#### Set exercise 1:
Output the EUR/USD market update from "Other than the" to "respectively, in July.", word for word.
begin Selected passage
Daily Market Updates
28 Jul 2022

EURUSD

EUR/USD resumed the upside and surpassed the 1.0200 barrier on the back of the resumption of the downside bias in the greenback.
 
Indeed, the buck saw its losses accelerated and the US Dollar Index (DXY) broke decisively below 107.00 after Chief Powell reiterated at his press conference that it is essential to bring inflation down, while he also noted that activity in housing has softened, labor demand looks strong and labour supply appears subdued. Powell suggested that the pace of further rate raises will hinge on incoming data and reiterated that decisions on rates will be on a meeting-by-meeting basis.
 
Earlier in the session, the Federal Reserve hiked the Fed Funds Target Range (FFTR) by 75 bps, as largely anticipated and according to the Fed’s statement, the vote to hike rates by 75 bps was unanimous. In addition, the Fed added that job creation remained robust while spending and production were softer. Furthermore, the unemployment remained low, while the Fed anticipates ongoing increases in interest rates. More from the Committee saw another pledge to bring inflation back to the Fed’s target and that the central bank stays ready to change policy as appropriate.
 
Following the FOMC event, US yields resumed the downside across the curve, which supported further the downbeat tone in the greenback eventually.
 
Other than the FOMC event, the US calendar saw MBA Mortgage Applications contract 1.8% in the week to July 22, Durable Goods Orders expand at a monthly 1.9% in June. Additionally, preliminary results saw the Goods Trade Balance post a $98.18B deficit in June and Pending Home Sales contract 20.0% in the year to June.
 
In the domestic calendar, Germany’s Consumer Confidence measured by GfK dropped to record lows for the month of August at -30.6, while the same gauge in France and Italy deteriorated to 80 and 94.8, respectively, in July.
 
Considering the recent price action, the immediate up barrier in EUR/USD remains at the post-ECB top at 1.0278 (July 21) followed by the 55-day SMA at 1.0438. The surpass of this area should open the door to the 5-month resistance line around 1.0480. Once cleared, the pair’s selling bias could lose strength and pave the way for a visit to the weekly peak at 1.0615 (June 27) before the June high at 1.0773 (June 9) and the May top at 1.0786 (May 30). If the pair breaches the parity level it could then aim at a test of the 2022 low at 0.9952 (July 14) prior to the December 2002 low at 0.9859 and the October 2002 low at 0.9685. The daily RSI gains further ground and tests 45 and above.
 
Resistance levels: 1.0257 1.0277 1.0382 (4H chart)
 
Support levels: 1.0107 1.0081 1.0006 (4H chart)
end Selected passage
begin Task material
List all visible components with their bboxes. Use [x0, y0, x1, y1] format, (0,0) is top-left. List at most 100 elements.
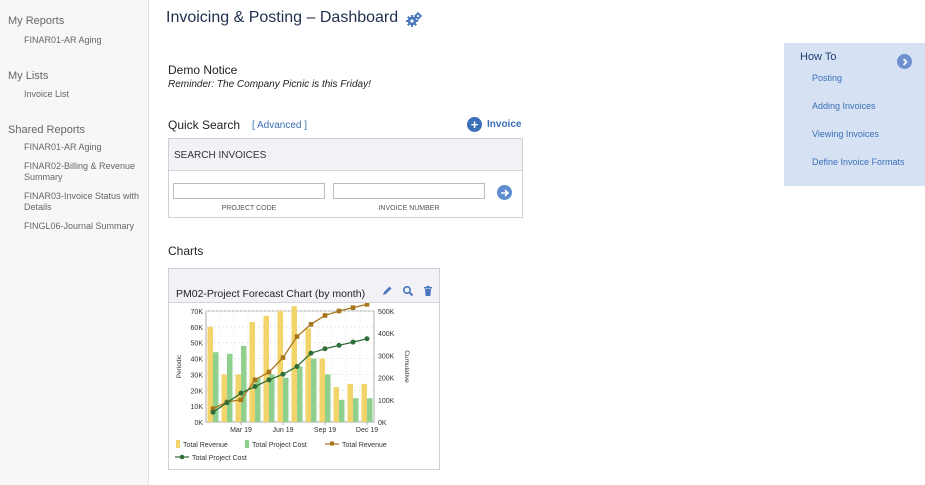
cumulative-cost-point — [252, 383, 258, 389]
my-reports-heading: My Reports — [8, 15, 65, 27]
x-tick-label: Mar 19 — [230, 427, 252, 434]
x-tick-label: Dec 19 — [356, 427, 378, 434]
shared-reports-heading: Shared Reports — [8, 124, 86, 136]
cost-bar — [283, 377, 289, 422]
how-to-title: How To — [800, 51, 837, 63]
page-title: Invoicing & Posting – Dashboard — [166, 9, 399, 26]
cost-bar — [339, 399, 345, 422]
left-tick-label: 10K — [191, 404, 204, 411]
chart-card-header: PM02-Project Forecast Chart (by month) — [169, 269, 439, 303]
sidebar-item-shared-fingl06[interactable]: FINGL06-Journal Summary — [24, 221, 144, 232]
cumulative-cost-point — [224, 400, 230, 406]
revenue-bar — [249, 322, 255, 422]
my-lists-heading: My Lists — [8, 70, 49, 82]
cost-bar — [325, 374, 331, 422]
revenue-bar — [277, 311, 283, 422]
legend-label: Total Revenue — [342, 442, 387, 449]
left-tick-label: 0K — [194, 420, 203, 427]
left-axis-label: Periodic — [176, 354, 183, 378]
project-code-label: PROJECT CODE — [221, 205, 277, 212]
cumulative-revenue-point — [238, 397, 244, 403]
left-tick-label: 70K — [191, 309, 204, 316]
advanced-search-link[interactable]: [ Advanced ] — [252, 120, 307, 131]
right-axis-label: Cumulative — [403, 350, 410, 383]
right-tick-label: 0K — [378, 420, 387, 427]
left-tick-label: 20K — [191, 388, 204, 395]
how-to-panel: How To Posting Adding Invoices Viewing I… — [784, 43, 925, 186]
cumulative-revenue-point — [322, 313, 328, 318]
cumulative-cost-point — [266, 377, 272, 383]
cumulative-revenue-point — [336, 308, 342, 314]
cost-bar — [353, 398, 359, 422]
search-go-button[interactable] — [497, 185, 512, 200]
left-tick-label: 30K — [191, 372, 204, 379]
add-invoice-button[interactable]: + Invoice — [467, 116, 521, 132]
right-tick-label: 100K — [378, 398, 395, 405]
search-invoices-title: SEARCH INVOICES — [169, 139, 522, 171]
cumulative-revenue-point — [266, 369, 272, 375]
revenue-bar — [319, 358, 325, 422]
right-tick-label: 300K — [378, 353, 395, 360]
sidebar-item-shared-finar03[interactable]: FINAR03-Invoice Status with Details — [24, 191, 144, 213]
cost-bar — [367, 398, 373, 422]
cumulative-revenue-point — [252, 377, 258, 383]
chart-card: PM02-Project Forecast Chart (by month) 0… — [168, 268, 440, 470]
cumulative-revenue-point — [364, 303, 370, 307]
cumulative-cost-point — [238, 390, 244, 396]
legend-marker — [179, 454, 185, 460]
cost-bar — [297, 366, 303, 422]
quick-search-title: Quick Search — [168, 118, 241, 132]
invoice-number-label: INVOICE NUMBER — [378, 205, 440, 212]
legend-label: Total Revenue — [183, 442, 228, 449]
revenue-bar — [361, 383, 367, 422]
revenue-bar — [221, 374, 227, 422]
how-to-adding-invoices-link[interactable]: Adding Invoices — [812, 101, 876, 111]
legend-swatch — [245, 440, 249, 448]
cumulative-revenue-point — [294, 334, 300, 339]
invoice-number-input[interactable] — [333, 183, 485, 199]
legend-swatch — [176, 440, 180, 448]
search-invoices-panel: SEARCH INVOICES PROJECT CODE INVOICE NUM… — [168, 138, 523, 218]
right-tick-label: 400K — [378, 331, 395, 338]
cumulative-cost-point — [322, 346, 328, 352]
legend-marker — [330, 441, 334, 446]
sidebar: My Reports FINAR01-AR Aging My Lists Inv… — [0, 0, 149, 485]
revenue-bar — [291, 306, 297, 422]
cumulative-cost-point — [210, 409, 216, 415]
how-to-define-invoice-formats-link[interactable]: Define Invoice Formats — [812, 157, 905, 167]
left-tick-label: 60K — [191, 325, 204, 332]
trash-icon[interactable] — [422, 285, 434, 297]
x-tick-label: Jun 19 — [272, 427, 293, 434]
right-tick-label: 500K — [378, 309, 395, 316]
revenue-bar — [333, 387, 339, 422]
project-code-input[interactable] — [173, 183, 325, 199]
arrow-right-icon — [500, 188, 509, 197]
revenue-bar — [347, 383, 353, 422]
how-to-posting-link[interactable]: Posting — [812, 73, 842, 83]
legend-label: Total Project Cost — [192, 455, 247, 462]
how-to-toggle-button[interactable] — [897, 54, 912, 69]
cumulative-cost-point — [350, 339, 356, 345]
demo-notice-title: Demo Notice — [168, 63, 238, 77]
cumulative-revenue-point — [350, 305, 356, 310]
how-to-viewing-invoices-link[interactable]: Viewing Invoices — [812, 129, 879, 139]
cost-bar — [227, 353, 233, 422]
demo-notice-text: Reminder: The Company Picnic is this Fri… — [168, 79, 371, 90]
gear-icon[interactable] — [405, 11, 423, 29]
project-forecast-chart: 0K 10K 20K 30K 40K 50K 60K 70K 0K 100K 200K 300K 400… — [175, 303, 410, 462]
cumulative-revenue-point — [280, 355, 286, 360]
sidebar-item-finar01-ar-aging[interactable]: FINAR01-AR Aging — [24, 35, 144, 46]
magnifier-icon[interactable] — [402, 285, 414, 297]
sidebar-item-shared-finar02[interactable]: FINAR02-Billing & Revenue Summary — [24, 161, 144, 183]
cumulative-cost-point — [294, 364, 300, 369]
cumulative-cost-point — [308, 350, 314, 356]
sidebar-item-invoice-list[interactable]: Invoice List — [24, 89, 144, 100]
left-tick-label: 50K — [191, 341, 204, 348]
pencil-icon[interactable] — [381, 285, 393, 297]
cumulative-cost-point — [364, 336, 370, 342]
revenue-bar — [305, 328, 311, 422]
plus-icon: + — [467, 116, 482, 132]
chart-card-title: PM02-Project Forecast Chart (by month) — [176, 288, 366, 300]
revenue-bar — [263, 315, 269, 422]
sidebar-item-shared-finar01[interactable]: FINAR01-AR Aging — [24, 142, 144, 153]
end Task material
#### Set exercise 2:
Show each line of the rows that contains the string "with".

#### Complete answer 1:
Other than the FOMC event, the US calendar saw MBA Mortgage Applications contract 1.8% in the week to July 22, Durable Goods Orders expand at a monthly 1.9% in June. Additionally, preliminary results saw the Goods Trade Balance post a $98.18B deficit in June and Pending Home Sales contract 20.0% in the year to June.
 
In the domestic calendar, Germany’s Consumer Confidence measured by GfK dropped to record lows for the month of August at -30.6, while the same gauge in France and Italy deteriorated to 80 and 94.8, respectively, in July.

#### Complete answer 2:
List all visible components with their bboxes. Use [x0, y0, x1, y1] format, (0,0) is top-left. List at most 100 elements.
sidebar-item-shared-finar03[interactable]: FINAR03-Invoice Status with Details — [24, 191, 144, 213]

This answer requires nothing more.